** BEGIN AVAILABLE DATA **
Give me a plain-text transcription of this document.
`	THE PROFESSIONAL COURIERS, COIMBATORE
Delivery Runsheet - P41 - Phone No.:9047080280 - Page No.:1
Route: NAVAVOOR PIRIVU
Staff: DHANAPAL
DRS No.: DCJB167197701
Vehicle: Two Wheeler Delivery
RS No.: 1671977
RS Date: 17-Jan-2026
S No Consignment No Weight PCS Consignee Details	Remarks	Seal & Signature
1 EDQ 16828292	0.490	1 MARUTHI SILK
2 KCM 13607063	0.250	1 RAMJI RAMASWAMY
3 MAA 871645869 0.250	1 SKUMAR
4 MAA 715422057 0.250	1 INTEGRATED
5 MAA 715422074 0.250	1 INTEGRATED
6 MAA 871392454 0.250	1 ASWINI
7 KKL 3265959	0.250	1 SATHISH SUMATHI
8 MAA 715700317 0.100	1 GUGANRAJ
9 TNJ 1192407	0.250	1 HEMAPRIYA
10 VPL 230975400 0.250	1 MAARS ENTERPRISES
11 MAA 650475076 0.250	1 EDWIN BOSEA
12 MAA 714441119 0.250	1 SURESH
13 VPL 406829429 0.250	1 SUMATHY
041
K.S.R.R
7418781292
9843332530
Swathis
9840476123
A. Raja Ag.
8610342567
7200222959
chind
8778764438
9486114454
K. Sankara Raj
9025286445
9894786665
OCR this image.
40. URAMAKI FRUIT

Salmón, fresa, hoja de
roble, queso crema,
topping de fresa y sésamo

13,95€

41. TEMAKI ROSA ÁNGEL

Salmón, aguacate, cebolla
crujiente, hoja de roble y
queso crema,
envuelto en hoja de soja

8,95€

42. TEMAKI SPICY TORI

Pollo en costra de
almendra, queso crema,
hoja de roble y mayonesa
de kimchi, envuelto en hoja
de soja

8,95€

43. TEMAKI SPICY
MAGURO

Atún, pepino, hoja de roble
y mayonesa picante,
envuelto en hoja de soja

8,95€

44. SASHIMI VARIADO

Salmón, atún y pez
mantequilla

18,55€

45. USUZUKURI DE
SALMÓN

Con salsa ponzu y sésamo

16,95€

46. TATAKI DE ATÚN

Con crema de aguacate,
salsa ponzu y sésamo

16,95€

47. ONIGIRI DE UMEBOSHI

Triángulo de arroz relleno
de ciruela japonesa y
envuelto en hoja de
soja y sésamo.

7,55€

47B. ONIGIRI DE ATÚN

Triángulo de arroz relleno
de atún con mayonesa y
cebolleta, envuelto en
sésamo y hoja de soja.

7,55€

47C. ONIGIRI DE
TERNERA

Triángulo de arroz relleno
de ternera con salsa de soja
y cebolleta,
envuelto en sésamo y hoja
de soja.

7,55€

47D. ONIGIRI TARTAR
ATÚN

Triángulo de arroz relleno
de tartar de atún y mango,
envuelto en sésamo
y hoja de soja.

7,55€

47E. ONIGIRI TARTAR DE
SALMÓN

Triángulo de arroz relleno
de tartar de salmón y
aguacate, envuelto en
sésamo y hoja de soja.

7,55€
** END AVAILABLE DATA **
Repeat the material from above exactly, word for word.

Give me a plain-text transcription of this document.
`	THE PROFESSIONAL COURIERS, COIMBATORE
Delivery Runsheet - P41 - Phone No.:9047080280 - Page No.:1
Route: NAVAVOOR PIRIVU
Staff: DHANAPAL
DRS No.: DCJB167197701
Vehicle: Two Wheeler Delivery
RS No.: 1671977
RS Date: 17-Jan-2026
S No Consignment No Weight PCS Consignee Details	Remarks	Seal & Signature
1 EDQ 16828292	0.490	1 MARUTHI SILK
2 KCM 13607063	0.250	1 RAMJI RAMASWAMY
3 MAA 871645869 0.250	1 SKUMAR
4 MAA 715422057 0.250	1 INTEGRATED
5 MAA 715422074 0.250	1 INTEGRATED
6 MAA 871392454 0.250	1 ASWINI
7 KKL 3265959	0.250	1 SATHISH SUMATHI
8 MAA 715700317 0.100	1 GUGANRAJ
9 TNJ 1192407	0.250	1 HEMAPRIYA
10 VPL 230975400 0.250	1 MAARS ENTERPRISES
11 MAA 650475076 0.250	1 EDWIN BOSEA
12 MAA 714441119 0.250	1 SURESH
13 VPL 406829429 0.250	1 SUMATHY
041
K.S.R.R
7418781292
9843332530
Swathis
9840476123
A. Raja Ag.
8610342567
7200222959
chind
8778764438
9486114454
K. Sankara Raj
9025286445
9894786665
OCR this image.
40. URAMAKI FRUIT

Salmón, fresa, hoja de
roble, queso crema,
topping de fresa y sésamo

13,95€

41. TEMAKI ROSA ÁNGEL

Salmón, aguacate, cebolla
crujiente, hoja de roble y
queso crema,
envuelto en hoja de soja

8,95€

42. TEMAKI SPICY TORI

Pollo en costra de
almendra, queso crema,
hoja de roble y mayonesa
de kimchi, envuelto en hoja
de soja

8,95€

43. TEMAKI SPICY
MAGURO

Atún, pepino, hoja de roble
y mayonesa picante,
envuelto en hoja de soja

8,95€

44. SASHIMI VARIADO

Salmón, atún y pez
mantequilla

18,55€

45. USUZUKURI DE
SALMÓN

Con salsa ponzu y sésamo

16,95€

46. TATAKI DE ATÚN

Con crema de aguacate,
salsa ponzu y sésamo

16,95€

47. ONIGIRI DE UMEBOSHI

Triángulo de arroz relleno
de ciruela japonesa y
envuelto en hoja de
soja y sésamo.

7,55€

47B. ONIGIRI DE ATÚN

Triángulo de arroz relleno
de atún con mayonesa y
cebolleta, envuelto en
sésamo y hoja de soja.

7,55€

47C. ONIGIRI DE
TERNERA

Triángulo de arroz relleno
de ternera con salsa de soja
y cebolleta,
envuelto en sésamo y hoja
de soja.

7,55€

47D. ONIGIRI TARTAR
ATÚN

Triángulo de arroz relleno
de tartar de atún y mango,
envuelto en sésamo
y hoja de soja.

7,55€

47E. ONIGIRI TARTAR DE
SALMÓN

Triángulo de arroz relleno
de tartar de salmón y
aguacate, envuelto en
sésamo y hoja de soja.

7,55€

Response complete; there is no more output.